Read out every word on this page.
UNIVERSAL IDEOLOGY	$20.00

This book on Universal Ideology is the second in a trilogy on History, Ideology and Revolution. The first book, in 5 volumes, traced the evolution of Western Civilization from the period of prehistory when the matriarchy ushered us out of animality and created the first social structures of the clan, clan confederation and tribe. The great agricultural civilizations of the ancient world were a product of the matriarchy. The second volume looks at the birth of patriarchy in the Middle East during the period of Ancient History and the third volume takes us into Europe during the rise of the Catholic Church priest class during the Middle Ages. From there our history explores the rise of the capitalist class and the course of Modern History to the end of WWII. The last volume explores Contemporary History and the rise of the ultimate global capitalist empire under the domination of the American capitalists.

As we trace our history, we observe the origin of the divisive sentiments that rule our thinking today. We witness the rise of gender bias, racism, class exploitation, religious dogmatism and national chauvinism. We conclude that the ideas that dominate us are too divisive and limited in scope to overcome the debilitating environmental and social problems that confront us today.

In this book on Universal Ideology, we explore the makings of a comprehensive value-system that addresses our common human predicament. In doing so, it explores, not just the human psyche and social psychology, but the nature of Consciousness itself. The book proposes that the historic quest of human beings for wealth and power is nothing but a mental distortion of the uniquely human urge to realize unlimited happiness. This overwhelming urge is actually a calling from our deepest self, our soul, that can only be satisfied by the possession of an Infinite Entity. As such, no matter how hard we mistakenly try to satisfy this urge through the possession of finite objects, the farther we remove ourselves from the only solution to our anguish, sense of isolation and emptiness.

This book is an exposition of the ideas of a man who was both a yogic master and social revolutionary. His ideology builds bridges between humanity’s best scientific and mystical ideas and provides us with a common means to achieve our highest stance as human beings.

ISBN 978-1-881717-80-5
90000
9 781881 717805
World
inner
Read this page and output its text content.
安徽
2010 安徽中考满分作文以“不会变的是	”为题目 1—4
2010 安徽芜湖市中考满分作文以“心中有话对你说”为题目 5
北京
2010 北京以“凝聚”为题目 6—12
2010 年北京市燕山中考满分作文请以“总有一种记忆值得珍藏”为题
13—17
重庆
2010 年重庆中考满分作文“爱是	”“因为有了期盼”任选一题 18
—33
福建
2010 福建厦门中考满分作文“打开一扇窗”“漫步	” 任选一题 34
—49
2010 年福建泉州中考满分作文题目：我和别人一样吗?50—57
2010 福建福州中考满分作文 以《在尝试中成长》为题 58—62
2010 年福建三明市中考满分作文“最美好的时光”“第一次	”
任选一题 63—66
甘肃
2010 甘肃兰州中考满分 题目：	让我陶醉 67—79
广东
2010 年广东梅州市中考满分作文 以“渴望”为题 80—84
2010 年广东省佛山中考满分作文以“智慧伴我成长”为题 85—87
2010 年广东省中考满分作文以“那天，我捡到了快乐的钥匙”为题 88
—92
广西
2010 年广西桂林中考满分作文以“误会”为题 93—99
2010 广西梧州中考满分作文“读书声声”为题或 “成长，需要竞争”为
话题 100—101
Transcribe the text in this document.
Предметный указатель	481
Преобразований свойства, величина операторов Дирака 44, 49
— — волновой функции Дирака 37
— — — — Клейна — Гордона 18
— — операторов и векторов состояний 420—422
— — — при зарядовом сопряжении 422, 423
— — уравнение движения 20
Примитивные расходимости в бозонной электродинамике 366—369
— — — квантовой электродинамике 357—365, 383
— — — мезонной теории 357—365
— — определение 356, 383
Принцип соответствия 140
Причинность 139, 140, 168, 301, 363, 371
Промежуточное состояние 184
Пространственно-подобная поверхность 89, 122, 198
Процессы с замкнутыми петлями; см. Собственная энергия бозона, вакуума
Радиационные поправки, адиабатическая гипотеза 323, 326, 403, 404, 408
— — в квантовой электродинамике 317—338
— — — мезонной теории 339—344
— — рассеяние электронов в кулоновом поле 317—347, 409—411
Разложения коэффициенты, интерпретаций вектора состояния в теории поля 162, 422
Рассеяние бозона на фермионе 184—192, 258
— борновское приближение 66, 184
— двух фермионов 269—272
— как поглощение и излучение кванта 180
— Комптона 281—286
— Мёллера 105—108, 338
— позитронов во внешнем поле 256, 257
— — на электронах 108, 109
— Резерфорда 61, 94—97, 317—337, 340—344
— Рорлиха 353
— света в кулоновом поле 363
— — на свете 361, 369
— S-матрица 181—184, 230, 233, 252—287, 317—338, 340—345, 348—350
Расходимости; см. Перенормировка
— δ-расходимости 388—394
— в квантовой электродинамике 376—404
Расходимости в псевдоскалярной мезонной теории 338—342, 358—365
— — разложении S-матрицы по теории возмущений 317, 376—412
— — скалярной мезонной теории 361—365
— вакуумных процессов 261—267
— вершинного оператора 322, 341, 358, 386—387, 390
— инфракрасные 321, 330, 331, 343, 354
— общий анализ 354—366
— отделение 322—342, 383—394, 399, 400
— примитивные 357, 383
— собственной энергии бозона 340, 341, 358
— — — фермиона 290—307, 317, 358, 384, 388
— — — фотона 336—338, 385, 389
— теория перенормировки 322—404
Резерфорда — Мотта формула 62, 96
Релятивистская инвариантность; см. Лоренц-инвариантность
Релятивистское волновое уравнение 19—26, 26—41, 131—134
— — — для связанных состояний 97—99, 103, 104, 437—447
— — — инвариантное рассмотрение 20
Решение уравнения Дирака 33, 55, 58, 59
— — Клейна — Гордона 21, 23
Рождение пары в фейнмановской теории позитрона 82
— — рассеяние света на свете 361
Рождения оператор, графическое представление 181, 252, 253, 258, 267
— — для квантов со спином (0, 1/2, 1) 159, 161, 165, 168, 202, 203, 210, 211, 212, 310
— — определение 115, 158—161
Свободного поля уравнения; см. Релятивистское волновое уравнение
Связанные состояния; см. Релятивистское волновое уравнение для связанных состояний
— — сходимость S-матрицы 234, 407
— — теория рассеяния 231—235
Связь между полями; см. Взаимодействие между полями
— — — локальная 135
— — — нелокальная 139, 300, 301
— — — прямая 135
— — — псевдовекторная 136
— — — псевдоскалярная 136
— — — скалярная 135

*INSTRUCTIONS FOR THE TASK*: Find the string "rise" in the entries above and return each line that holds it.

*IN RESPONSE*:
This book on Universal Ideology is the second in a trilogy on History, Ideology and Revolution. The first book, in 5 volumes, traced the evolution of Western Civilization from the period of prehistory when the matriarchy ushered us out of animality and created the first social structures of the clan, clan confederation and tribe. The great agricultural civilizations of the ancient world were a product of the matriarchy. The second volume looks at the birth of patriarchy in the Middle East during the period of Ancient History and the third volume takes us into Europe during the rise of the Catholic Church priest class during the Middle Ages. From there our history explores the rise of the capitalist class and the course of Modern History to the end of WWII. The last volume explores Contemporary History and the rise of the ultimate global capitalist empire under the domination of the American capitalists.
As we trace our history, we observe the origin of the divisive sentiments that rule our thinking today. We witness the rise of gender bias, racism, class exploitation, religious dogmatism and national chauvinism. We conclude that the ideas that dominate us are too divisive and limited in scope to overcome the debilitating environmental and social problems that confront us today.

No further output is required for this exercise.